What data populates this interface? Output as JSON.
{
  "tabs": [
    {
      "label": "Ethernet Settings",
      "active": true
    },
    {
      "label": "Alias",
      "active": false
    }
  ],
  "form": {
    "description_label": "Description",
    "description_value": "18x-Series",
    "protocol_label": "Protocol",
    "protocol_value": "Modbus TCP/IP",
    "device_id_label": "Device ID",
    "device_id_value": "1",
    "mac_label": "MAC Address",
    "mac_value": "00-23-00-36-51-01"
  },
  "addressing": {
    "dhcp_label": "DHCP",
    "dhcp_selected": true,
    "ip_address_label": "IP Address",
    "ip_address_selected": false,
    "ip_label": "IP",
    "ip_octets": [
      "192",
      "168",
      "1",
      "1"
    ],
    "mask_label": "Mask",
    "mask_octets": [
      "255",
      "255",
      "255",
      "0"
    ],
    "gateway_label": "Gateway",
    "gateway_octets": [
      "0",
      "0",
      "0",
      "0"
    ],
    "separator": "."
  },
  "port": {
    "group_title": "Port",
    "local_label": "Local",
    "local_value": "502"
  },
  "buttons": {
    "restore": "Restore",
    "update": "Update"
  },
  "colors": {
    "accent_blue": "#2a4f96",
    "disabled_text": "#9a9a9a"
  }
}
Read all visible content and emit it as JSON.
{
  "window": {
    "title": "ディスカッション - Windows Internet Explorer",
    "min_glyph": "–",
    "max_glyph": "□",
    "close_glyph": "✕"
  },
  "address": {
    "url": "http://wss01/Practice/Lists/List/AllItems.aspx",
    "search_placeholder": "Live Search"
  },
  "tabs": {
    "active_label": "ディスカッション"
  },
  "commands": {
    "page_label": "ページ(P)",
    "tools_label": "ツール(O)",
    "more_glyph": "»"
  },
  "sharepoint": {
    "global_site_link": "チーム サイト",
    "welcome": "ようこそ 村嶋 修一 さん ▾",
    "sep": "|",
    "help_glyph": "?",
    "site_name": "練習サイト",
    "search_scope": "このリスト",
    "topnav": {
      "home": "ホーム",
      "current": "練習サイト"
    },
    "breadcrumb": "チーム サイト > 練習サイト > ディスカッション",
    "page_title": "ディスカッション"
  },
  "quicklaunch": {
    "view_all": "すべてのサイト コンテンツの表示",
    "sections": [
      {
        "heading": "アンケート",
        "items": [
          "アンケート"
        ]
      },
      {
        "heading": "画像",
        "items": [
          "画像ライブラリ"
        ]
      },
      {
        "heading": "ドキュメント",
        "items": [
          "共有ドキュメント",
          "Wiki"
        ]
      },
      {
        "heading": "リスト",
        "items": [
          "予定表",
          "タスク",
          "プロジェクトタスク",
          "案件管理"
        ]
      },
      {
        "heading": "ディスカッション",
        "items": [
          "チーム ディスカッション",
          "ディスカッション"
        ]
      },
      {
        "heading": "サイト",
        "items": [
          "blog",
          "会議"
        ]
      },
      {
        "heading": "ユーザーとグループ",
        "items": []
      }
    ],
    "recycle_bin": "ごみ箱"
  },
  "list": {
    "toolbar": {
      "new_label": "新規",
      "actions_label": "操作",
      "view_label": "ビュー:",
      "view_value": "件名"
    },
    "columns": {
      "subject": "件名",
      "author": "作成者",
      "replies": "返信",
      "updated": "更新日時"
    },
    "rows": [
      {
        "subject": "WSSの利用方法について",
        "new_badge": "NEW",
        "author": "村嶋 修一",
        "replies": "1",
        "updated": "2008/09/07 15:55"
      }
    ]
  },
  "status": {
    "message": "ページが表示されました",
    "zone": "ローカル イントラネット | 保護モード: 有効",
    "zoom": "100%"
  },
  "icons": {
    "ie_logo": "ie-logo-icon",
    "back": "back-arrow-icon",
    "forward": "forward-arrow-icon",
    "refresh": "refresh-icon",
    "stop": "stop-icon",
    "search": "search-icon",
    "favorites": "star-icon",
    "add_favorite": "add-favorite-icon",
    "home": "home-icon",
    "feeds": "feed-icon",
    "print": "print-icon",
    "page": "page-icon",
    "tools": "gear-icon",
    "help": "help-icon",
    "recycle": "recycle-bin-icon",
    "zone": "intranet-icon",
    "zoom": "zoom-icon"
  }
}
┄┄┄┄┄┄┄┄┄┄┄┄┄┄┄┄┄┄┄┄
#### JOB:
Write out each line of the data above again, exactly as given.

#### EXERCISE SOLUTION:
What data populates this interface? Output as JSON.
{
  "tabs": [
    {
      "label": "Ethernet Settings",
      "active": true
    },
    {
      "label": "Alias",
      "active": false
    }
  ],
  "form": {
    "description_label": "Description",
    "description_value": "18x-Series",
    "protocol_label": "Protocol",
    "protocol_value": "Modbus TCP/IP",
    "device_id_label": "Device ID",
    "device_id_value": "1",
    "mac_label": "MAC Address",
    "mac_value": "00-23-00-36-51-01"
  },
  "addressing": {
    "dhcp_label": "DHCP",
    "dhcp_selected": true,
    "ip_address_label": "IP Address",
    "ip_address_selected": false,
    "ip_label": "IP",
    "ip_octets": [
      "192",
      "168",
      "1",
      "1"
    ],
    "mask_label": "Mask",
    "mask_octets": [
      "255",
      "255",
      "255",
      "0"
    ],
    "gateway_label": "Gateway",
    "gateway_octets": [
      "0",
      "0",
      "0",
      "0"
    ],
    "separator": "."
  },
  "port": {
    "group_title": "Port",
    "local_label": "Local",
    "local_value": "502"
  },
  "buttons": {
    "restore": "Restore",
    "update": "Update"
  },
  "colors": {
    "accent_blue": "#2a4f96",
    "disabled_text": "#9a9a9a"
  }
}
Read all visible content and emit it as JSON.
{
  "window": {
    "title": "ディスカッション - Windows Internet Explorer",
    "min_glyph": "–",
    "max_glyph": "□",
    "close_glyph": "✕"
  },
  "address": {
    "url": "http://wss01/Practice/Lists/List/AllItems.aspx",
    "search_placeholder": "Live Search"
  },
  "tabs": {
    "active_label": "ディスカッション"
  },
  "commands": {
    "page_label": "ページ(P)",
    "tools_label": "ツール(O)",
    "more_glyph": "»"
  },
  "sharepoint": {
    "global_site_link": "チーム サイト",
    "welcome": "ようこそ 村嶋 修一 さん ▾",
    "sep": "|",
    "help_glyph": "?",
    "site_name": "練習サイト",
    "search_scope": "このリスト",
    "topnav": {
      "home": "ホーム",
      "current": "練習サイト"
    },
    "breadcrumb": "チーム サイト > 練習サイト > ディスカッション",
    "page_title": "ディスカッション"
  },
  "quicklaunch": {
    "view_all": "すべてのサイト コンテンツの表示",
    "sections": [
      {
        "heading": "アンケート",
        "items": [
          "アンケート"
        ]
      },
      {
        "heading": "画像",
        "items": [
          "画像ライブラリ"
        ]
      },
      {
        "heading": "ドキュメント",
        "items": [
          "共有ドキュメント",
          "Wiki"
        ]
      },
      {
        "heading": "リスト",
        "items": [
          "予定表",
          "タスク",
          "プロジェクトタスク",
          "案件管理"
        ]
      },
      {
        "heading": "ディスカッション",
        "items": [
          "チーム ディスカッション",
          "ディスカッション"
        ]
      },
      {
        "heading": "サイト",
        "items": [
          "blog",
          "会議"
        ]
      },
      {
        "heading": "ユーザーとグループ",
        "items": []
      }
    ],
    "recycle_bin": "ごみ箱"
  },
  "list": {
    "toolbar": {
      "new_label": "新規",
      "actions_label": "操作",
      "view_label": "ビュー:",
      "view_value": "件名"
    },
    "columns": {
      "subject": "件名",
      "author": "作成者",
      "replies": "返信",
      "updated": "更新日時"
    },
    "rows": [
      {
        "subject": "WSSの利用方法について",
        "new_badge": "NEW",
        "author": "村嶋 修一",
        "replies": "1",
        "updated": "2008/09/07 15:55"
      }
    ]
  },
  "status": {
    "message": "ページが表示されました",
    "zone": "ローカル イントラネット | 保護モード: 有効",
    "zoom": "100%"
  },
  "icons": {
    "ie_logo": "ie-logo-icon",
    "back": "back-arrow-icon",
    "forward": "forward-arrow-icon",
    "refresh": "refresh-icon",
    "stop": "stop-icon",
    "search": "search-icon",
    "favorites": "star-icon",
    "add_favorite": "add-favorite-icon",
    "home": "home-icon",
    "feeds": "feed-icon",
    "print": "print-icon",
    "page": "page-icon",
    "tools": "gear-icon",
    "help": "help-icon",
    "recycle": "recycle-bin-icon",
    "zone": "intranet-icon",
    "zoom": "zoom-icon"
  }
}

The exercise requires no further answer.